:: PROVIDED RECORDS

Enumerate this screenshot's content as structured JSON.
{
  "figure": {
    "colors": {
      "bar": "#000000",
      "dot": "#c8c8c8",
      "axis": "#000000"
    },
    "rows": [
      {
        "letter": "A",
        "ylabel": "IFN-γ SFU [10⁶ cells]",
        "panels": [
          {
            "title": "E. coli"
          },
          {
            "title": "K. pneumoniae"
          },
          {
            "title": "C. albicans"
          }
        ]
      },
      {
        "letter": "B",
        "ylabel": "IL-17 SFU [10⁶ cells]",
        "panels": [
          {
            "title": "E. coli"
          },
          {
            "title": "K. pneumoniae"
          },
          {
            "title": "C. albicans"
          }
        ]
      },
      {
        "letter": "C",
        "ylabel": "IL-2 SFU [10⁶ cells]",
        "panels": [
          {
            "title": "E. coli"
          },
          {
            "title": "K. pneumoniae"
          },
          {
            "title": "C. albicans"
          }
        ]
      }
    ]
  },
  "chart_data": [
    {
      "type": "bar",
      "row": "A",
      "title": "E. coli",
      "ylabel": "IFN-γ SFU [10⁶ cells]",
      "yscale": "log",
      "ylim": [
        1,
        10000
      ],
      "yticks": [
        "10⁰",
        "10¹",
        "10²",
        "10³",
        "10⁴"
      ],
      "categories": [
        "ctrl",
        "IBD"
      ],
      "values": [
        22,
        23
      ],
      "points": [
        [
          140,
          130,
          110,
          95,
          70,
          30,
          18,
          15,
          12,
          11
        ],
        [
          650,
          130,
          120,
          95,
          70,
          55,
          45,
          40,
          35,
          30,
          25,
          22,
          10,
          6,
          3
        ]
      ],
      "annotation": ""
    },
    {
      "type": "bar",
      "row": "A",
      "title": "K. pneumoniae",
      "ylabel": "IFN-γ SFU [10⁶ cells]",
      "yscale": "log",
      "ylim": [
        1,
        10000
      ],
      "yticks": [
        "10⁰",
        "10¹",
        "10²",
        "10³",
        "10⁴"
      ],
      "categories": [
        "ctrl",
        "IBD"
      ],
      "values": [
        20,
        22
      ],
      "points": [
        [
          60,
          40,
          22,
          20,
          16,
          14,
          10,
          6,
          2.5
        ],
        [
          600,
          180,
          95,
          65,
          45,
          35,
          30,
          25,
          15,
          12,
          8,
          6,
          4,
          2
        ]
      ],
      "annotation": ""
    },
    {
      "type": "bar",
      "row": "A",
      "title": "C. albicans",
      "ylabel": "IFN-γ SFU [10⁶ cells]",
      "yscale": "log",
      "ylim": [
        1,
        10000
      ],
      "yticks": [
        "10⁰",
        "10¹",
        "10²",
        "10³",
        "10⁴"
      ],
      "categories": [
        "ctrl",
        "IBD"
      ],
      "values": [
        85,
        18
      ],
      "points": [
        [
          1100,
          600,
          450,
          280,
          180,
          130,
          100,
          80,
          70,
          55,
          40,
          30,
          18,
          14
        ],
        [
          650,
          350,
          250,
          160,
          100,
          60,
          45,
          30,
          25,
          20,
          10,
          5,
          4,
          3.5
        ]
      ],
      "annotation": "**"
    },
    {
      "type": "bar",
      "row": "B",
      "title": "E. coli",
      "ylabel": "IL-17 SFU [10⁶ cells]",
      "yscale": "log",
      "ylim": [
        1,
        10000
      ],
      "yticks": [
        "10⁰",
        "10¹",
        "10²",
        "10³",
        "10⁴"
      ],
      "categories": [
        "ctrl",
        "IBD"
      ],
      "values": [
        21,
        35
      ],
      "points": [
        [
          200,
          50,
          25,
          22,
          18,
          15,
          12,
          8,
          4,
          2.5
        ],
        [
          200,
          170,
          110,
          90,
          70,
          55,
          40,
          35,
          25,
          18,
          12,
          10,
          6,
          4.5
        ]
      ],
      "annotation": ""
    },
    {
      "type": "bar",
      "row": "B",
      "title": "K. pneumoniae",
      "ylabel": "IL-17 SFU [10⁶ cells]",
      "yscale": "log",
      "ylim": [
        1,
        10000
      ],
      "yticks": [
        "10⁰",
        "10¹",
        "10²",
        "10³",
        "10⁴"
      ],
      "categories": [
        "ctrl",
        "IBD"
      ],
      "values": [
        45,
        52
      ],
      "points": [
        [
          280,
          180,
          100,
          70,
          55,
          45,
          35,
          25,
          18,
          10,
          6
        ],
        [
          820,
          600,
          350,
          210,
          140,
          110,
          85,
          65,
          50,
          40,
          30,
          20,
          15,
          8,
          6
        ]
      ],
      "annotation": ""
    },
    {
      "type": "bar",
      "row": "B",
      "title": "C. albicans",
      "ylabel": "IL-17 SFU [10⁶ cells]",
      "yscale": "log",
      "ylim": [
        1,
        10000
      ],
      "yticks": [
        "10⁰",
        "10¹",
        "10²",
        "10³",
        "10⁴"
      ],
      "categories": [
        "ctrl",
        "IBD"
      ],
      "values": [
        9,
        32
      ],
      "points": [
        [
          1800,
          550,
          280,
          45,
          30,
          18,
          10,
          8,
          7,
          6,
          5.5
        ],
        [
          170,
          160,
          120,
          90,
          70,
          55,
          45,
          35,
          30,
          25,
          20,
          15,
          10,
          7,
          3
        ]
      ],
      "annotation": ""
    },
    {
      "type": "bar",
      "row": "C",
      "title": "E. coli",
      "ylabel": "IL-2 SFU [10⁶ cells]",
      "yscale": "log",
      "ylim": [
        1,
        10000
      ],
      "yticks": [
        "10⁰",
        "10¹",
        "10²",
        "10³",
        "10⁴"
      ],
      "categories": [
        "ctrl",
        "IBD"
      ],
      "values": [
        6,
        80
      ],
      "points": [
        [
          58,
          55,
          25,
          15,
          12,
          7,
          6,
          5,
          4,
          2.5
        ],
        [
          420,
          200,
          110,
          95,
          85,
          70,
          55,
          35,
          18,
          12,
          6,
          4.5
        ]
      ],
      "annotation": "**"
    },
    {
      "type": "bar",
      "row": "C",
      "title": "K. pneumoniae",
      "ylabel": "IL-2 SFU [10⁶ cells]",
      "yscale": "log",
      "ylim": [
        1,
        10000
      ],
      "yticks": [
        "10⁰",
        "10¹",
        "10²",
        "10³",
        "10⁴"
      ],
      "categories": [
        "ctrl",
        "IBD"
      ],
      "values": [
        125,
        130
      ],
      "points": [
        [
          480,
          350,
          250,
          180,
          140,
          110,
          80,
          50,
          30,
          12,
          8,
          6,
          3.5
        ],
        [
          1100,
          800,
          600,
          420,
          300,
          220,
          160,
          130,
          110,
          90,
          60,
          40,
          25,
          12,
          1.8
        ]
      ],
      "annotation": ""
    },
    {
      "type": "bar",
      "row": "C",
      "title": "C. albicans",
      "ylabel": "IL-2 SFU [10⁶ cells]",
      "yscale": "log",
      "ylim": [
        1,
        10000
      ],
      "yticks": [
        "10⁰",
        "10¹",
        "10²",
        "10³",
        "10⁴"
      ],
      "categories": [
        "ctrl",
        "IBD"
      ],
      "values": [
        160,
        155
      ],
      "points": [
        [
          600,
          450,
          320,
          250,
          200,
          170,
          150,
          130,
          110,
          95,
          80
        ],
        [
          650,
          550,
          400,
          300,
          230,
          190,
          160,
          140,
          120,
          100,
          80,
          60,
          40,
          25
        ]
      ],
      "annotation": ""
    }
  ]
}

::::
:: PROVIDED RECORDS

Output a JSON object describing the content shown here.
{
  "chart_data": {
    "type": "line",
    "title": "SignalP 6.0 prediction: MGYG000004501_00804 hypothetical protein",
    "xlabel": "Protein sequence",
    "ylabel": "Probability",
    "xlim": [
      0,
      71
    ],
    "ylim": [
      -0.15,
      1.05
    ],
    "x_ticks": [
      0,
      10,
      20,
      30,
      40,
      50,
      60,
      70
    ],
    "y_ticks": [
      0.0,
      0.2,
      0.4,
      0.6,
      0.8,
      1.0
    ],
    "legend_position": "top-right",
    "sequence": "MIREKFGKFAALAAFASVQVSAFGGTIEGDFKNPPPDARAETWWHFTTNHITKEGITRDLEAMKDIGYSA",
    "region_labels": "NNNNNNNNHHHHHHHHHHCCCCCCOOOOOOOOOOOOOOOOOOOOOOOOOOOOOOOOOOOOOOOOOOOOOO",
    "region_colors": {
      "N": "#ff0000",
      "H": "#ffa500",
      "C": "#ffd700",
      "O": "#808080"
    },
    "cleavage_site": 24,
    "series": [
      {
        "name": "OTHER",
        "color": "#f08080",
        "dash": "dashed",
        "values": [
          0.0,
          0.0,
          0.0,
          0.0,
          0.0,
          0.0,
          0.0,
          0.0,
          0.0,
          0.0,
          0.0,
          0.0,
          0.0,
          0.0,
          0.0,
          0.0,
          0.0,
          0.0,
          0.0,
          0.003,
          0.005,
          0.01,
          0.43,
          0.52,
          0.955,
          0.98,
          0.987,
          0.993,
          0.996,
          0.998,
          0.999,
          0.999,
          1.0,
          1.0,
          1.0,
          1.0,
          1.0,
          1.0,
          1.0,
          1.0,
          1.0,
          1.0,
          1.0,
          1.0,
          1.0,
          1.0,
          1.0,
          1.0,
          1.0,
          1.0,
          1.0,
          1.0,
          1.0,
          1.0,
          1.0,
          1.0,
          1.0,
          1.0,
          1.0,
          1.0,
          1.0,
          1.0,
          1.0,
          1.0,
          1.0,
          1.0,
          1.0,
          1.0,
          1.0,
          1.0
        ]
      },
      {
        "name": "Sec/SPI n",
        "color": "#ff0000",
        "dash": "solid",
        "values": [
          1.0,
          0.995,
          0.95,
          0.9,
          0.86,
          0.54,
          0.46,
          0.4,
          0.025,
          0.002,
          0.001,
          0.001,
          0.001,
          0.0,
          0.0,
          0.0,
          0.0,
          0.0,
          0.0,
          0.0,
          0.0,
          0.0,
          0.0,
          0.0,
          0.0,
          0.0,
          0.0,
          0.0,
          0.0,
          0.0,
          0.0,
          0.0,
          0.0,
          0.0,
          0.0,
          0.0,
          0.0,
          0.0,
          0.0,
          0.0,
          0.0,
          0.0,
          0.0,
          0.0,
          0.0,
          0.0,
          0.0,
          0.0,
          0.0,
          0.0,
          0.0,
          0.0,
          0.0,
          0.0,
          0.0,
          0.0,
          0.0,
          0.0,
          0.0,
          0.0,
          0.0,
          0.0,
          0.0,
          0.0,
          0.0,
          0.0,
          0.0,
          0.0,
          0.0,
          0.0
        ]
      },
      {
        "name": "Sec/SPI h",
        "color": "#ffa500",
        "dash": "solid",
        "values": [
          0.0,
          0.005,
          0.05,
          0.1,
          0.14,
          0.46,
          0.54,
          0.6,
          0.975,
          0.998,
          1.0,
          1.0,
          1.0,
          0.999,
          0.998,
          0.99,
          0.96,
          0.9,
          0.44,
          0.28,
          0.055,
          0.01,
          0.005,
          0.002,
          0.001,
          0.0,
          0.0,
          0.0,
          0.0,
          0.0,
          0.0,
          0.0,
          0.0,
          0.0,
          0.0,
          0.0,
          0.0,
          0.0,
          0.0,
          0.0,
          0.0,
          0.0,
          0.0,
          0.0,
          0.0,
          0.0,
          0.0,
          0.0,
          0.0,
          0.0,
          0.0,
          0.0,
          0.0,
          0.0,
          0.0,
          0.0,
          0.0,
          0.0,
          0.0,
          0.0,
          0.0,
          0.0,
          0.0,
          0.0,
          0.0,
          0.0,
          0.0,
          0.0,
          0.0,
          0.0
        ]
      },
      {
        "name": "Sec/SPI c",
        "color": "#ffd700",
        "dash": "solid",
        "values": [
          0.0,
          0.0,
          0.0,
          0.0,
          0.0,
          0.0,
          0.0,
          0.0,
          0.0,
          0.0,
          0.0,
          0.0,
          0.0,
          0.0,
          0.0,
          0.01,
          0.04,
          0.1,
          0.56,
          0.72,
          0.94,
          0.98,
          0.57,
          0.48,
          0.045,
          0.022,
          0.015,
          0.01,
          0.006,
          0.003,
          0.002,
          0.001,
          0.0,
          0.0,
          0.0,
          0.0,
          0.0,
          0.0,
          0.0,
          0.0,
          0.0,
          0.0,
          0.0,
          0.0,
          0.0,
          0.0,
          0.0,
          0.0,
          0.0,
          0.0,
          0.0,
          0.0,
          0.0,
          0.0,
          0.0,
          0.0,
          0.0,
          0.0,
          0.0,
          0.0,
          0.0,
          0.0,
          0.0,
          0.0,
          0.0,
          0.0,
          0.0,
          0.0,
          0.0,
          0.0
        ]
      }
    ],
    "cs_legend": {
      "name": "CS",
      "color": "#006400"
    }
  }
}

::::
:: PROVIDED RECORDS

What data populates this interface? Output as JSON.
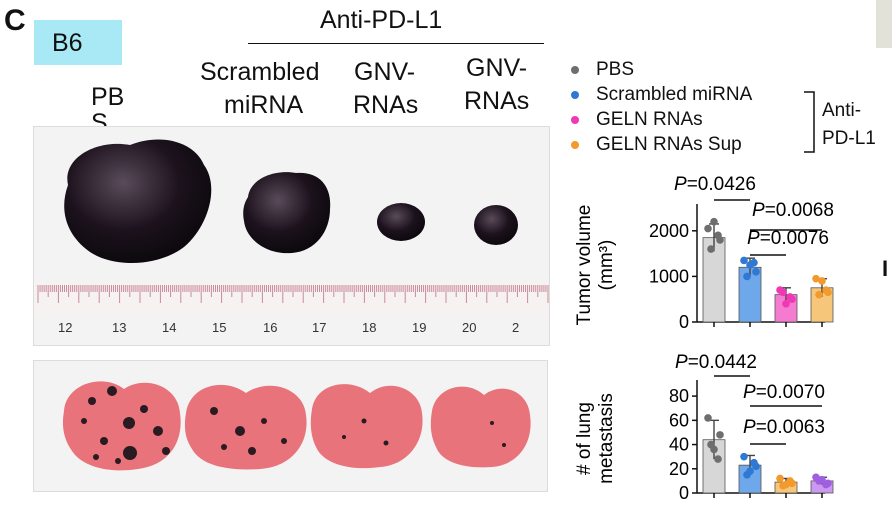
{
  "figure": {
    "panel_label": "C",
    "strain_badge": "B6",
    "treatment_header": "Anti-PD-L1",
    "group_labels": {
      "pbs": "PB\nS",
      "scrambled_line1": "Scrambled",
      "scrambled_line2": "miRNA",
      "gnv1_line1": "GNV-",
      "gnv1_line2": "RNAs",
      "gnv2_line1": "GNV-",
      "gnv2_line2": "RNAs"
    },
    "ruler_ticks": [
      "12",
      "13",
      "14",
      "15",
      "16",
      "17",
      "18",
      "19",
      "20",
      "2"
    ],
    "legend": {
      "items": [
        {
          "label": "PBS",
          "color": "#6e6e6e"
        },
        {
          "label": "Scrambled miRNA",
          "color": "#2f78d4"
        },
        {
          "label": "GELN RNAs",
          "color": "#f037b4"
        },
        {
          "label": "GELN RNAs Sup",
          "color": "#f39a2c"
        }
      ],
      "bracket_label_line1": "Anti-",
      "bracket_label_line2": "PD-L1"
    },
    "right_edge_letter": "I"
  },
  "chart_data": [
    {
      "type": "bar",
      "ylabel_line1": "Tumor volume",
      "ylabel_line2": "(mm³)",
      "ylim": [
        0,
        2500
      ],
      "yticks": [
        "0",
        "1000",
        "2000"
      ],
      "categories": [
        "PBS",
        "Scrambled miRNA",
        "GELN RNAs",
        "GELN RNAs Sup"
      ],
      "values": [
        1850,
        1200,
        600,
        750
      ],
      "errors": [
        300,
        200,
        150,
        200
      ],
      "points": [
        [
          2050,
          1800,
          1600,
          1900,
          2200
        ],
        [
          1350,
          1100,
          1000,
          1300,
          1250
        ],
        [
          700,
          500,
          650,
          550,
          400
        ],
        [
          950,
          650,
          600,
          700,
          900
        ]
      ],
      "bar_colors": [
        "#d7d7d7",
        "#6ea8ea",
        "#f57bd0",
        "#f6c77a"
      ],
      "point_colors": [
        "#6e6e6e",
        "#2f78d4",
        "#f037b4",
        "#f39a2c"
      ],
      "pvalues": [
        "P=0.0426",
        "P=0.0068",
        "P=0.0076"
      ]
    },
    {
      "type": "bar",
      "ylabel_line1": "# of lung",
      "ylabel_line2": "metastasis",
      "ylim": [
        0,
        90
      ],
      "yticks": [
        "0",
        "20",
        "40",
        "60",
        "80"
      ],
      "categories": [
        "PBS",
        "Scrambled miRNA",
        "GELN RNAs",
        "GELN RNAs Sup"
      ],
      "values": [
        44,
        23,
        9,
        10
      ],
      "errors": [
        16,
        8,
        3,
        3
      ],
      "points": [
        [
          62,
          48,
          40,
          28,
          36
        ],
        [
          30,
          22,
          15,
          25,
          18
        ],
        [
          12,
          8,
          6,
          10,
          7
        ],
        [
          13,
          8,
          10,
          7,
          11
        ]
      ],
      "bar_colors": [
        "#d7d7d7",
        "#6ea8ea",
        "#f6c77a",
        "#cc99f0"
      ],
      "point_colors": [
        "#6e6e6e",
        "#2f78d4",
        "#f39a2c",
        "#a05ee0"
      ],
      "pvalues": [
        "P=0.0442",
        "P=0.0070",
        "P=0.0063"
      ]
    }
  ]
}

::::

> [YOUR INSTRUCTIONS]:
Match on "name" and copy out every line of the entries that contains it.

> [RESULT]:
        "name": "OTHER",
        "name": "Sec/SPI n",
        "name": "Sec/SPI h",
        "name": "Sec/SPI c",
      "name": "CS",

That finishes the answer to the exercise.